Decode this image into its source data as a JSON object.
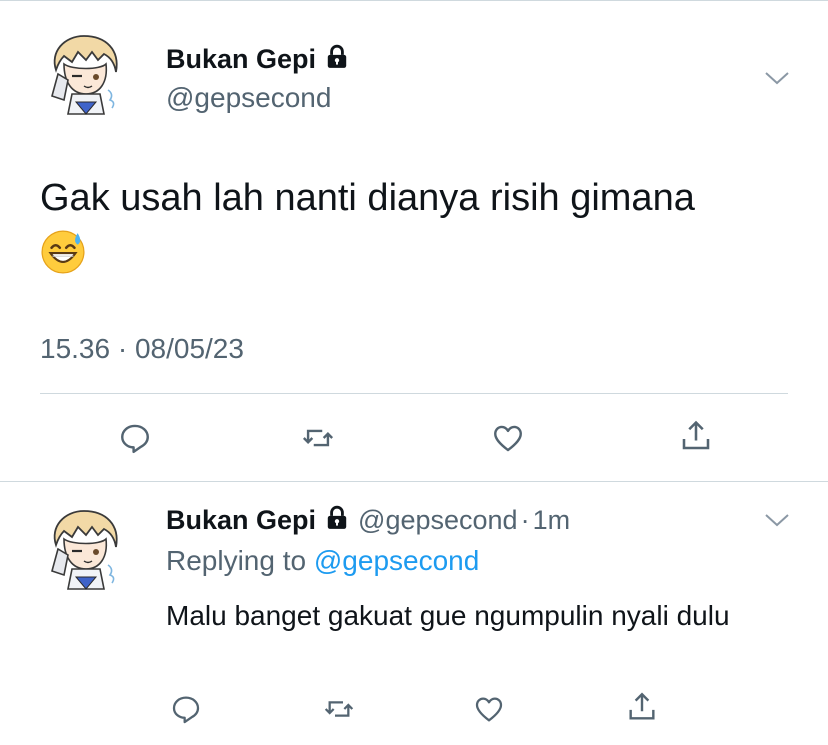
{
  "tweet": {
    "author_name": "Bukan Gepi",
    "handle": "@gepsecond",
    "text": "Gak usah lah nanti dianya risih gimana",
    "emoji": "grinning-face-with-sweat",
    "timestamp": "15.36 · 08/05/23",
    "actions": [
      "reply-icon",
      "retweet-icon",
      "like-icon",
      "share-icon"
    ]
  },
  "reply": {
    "author_name": "Bukan Gepi",
    "handle": "@gepsecond",
    "separator": "·",
    "time": "1m",
    "replying_prefix": "Replying to",
    "replying_to": "@gepsecond",
    "text": "Malu banget gakuat gue ngumpulin nyali dulu",
    "actions": [
      "reply-icon",
      "retweet-icon",
      "like-icon",
      "share-icon"
    ]
  },
  "colors": {
    "text": "#0f1419",
    "secondary": "#536471",
    "link": "#1d9bf0",
    "divider": "#cfd9de"
  }
}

======

EXERCISE PROMPT = Retype each record exactly as it stands, but do not include the pictures.

EXPECTED OUTPUT =
Decode this image into its source data as a JSON object.
{
  "tweet": {
    "author_name": "Bukan Gepi",
    "handle": "@gepsecond",
    "text": "Gak usah lah nanti dianya risih gimana",
    "emoji": "grinning-face-with-sweat",
    "timestamp": "15.36 · 08/05/23",
    "actions": [
      "reply-icon",
      "retweet-icon",
      "like-icon",
      "share-icon"
    ]
  },
  "reply": {
    "author_name": "Bukan Gepi",
    "handle": "@gepsecond",
    "separator": "·",
    "time": "1m",
    "replying_prefix": "Replying to",
    "replying_to": "@gepsecond",
    "text": "Malu banget gakuat gue ngumpulin nyali dulu",
    "actions": [
      "reply-icon",
      "retweet-icon",
      "like-icon",
      "share-icon"
    ]
  },
  "colors": {
    "text": "#0f1419",
    "secondary": "#536471",
    "link": "#1d9bf0",
    "divider": "#cfd9de"
  }
}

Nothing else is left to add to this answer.